THE EXERCISE:
Using the data below, gather each line that includes the word "Desactivar".

DATASET ROWS:
******
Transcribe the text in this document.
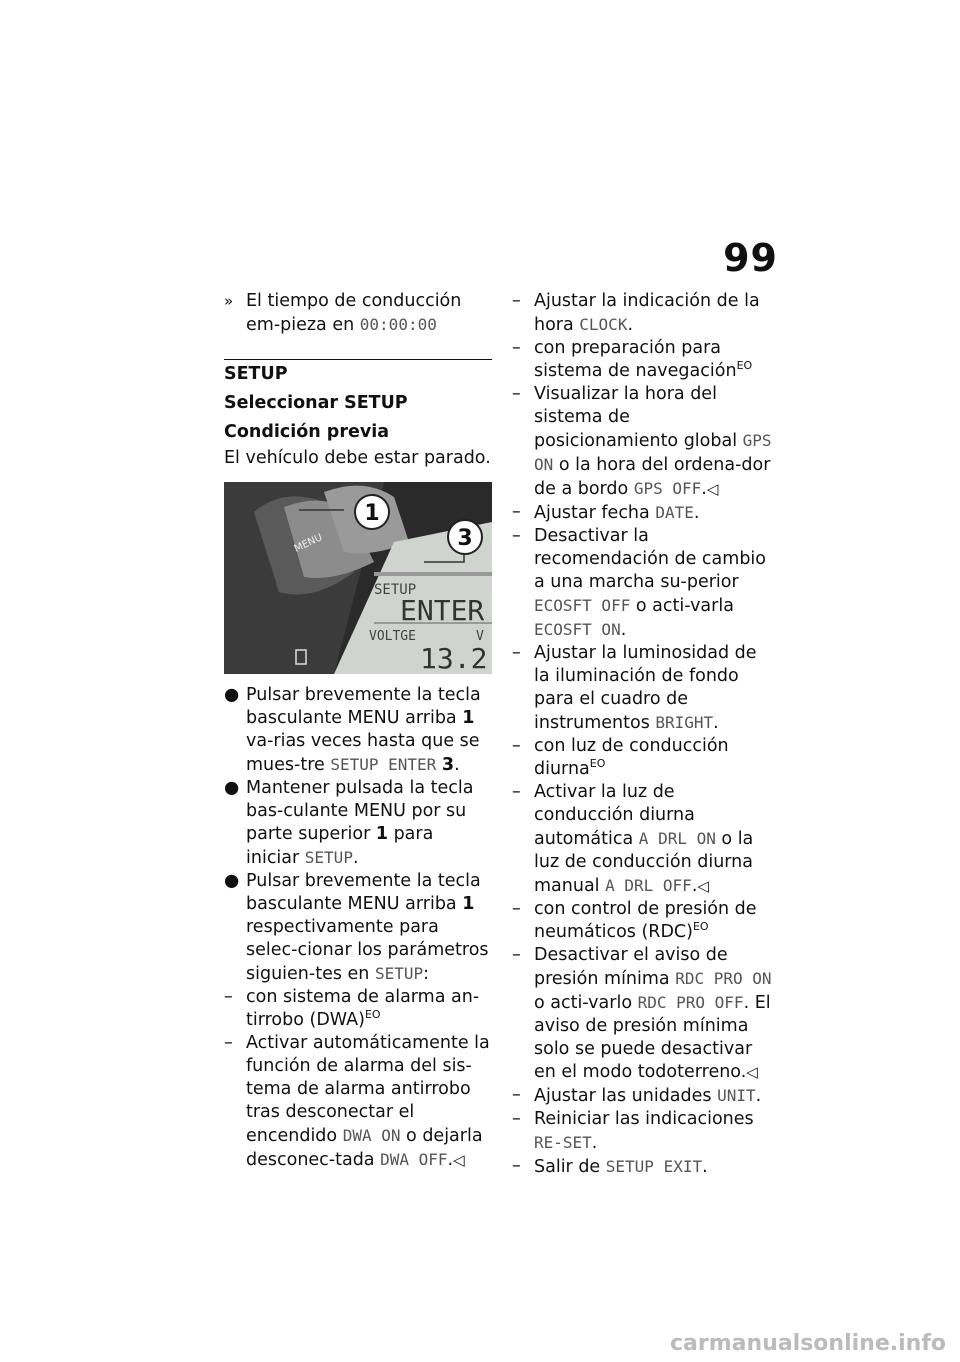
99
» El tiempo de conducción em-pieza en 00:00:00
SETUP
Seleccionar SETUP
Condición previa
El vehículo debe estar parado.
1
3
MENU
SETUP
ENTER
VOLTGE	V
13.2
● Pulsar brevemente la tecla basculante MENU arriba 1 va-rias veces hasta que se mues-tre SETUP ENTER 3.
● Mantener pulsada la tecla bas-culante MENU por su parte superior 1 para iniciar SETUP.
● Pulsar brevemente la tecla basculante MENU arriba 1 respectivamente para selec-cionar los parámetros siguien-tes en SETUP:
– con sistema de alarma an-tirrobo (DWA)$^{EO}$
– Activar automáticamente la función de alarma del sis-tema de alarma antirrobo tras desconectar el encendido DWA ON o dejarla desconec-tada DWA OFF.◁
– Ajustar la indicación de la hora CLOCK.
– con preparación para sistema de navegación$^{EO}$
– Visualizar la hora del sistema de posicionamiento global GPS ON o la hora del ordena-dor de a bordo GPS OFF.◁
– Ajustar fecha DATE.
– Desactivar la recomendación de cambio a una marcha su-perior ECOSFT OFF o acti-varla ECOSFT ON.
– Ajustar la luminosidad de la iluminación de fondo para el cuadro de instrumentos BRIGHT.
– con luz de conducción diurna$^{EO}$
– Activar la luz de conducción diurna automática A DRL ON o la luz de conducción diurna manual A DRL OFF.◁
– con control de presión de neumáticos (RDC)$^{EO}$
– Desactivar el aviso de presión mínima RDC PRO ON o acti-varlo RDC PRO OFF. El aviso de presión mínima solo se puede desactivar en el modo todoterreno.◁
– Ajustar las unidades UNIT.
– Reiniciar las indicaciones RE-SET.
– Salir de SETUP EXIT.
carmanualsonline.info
******
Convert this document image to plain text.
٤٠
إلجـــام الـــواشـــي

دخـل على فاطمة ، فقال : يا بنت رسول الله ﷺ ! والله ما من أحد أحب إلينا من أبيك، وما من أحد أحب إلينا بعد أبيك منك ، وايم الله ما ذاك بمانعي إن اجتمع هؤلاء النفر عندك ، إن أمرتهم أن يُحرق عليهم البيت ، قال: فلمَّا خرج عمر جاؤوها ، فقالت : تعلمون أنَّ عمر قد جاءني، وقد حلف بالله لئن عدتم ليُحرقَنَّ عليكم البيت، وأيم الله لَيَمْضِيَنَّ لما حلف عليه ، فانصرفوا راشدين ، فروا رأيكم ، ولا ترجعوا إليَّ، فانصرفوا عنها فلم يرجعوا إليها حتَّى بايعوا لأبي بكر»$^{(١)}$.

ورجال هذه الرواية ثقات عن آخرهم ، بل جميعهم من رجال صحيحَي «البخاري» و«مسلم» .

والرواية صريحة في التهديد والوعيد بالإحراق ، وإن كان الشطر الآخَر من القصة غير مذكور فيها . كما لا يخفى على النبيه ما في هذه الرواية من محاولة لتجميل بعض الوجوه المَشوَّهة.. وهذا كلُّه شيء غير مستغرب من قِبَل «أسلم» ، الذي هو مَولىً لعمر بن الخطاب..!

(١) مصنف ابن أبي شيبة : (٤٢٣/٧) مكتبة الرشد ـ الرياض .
******
ANSWER TO THE TASK:
– Desactivar la recomendación de cambio a una marcha su-perior ECOSFT OFF o acti-varla ECOSFT ON.
– Desactivar el aviso de presión mínima RDC PRO ON o acti-varlo RDC PRO OFF. El aviso de presión mínima solo se puede desactivar en el modo todoterreno.◁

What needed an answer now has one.